→ Direction
Write each record again exactly as it stands.

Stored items
╔══

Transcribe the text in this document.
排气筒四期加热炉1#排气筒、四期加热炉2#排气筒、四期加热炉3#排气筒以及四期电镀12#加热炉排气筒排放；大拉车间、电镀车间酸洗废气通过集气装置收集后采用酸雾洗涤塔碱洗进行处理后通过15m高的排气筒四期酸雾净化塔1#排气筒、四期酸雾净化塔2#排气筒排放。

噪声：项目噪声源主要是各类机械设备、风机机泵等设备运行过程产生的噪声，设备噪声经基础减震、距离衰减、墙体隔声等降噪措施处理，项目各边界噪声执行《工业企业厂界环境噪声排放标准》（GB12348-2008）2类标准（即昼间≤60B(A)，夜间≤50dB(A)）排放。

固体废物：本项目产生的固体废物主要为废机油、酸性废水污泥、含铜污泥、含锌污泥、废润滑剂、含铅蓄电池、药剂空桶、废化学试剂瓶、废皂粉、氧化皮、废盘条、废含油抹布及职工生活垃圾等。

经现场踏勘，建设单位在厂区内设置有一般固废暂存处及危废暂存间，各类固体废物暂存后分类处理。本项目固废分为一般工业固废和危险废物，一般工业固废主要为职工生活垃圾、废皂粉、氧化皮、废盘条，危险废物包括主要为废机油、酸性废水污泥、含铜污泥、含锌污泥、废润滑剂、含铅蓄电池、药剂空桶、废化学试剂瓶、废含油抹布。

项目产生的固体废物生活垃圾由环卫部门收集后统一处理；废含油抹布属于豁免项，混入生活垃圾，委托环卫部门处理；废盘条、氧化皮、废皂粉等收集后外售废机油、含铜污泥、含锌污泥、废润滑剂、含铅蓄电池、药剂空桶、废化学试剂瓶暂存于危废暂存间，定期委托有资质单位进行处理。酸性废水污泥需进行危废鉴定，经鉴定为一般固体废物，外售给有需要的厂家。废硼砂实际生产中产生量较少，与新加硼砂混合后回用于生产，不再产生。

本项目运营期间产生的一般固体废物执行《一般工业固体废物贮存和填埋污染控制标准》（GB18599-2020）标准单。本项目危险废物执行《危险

╚══

→ Answer for this exercise
Transcribe the text in this document.
排气筒四期加热炉1#排气筒、四期加热炉2#排气筒、四期加热炉3#排气筒以及四期电镀12#加热炉排气筒排放；大拉车间、电镀车间酸洗废气通过集气装置收集后采用酸雾洗涤塔碱洗进行处理后通过15m高的排气筒四期酸雾净化塔1#排气筒、四期酸雾净化塔2#排气筒排放。

噪声：项目噪声源主要是各类机械设备、风机机泵等设备运行过程产生的噪声，设备噪声经基础减震、距离衰减、墙体隔声等降噪措施处理，项目各边界噪声执行《工业企业厂界环境噪声排放标准》（GB12348-2008）2类标准（即昼间≤60B(A)，夜间≤50dB(A)）排放。

固体废物：本项目产生的固体废物主要为废机油、酸性废水污泥、含铜污泥、含锌污泥、废润滑剂、含铅蓄电池、药剂空桶、废化学试剂瓶、废皂粉、氧化皮、废盘条、废含油抹布及职工生活垃圾等。

经现场踏勘，建设单位在厂区内设置有一般固废暂存处及危废暂存间，各类固体废物暂存后分类处理。本项目固废分为一般工业固废和危险废物，一般工业固废主要为职工生活垃圾、废皂粉、氧化皮、废盘条，危险废物包括主要为废机油、酸性废水污泥、含铜污泥、含锌污泥、废润滑剂、含铅蓄电池、药剂空桶、废化学试剂瓶、废含油抹布。

项目产生的固体废物生活垃圾由环卫部门收集后统一处理；废含油抹布属于豁免项，混入生活垃圾，委托环卫部门处理；废盘条、氧化皮、废皂粉等收集后外售废机油、含铜污泥、含锌污泥、废润滑剂、含铅蓄电池、药剂空桶、废化学试剂瓶暂存于危废暂存间，定期委托有资质单位进行处理。酸性废水污泥需进行危废鉴定，经鉴定为一般固体废物，外售给有需要的厂家。废硼砂实际生产中产生量较少，与新加硼砂混合后回用于生产，不再产生。

本项目运营期间产生的一般固体废物执行《一般工业固体废物贮存和填埋污染控制标准》（GB18599-2020）标准单。本项目危险废物执行《危险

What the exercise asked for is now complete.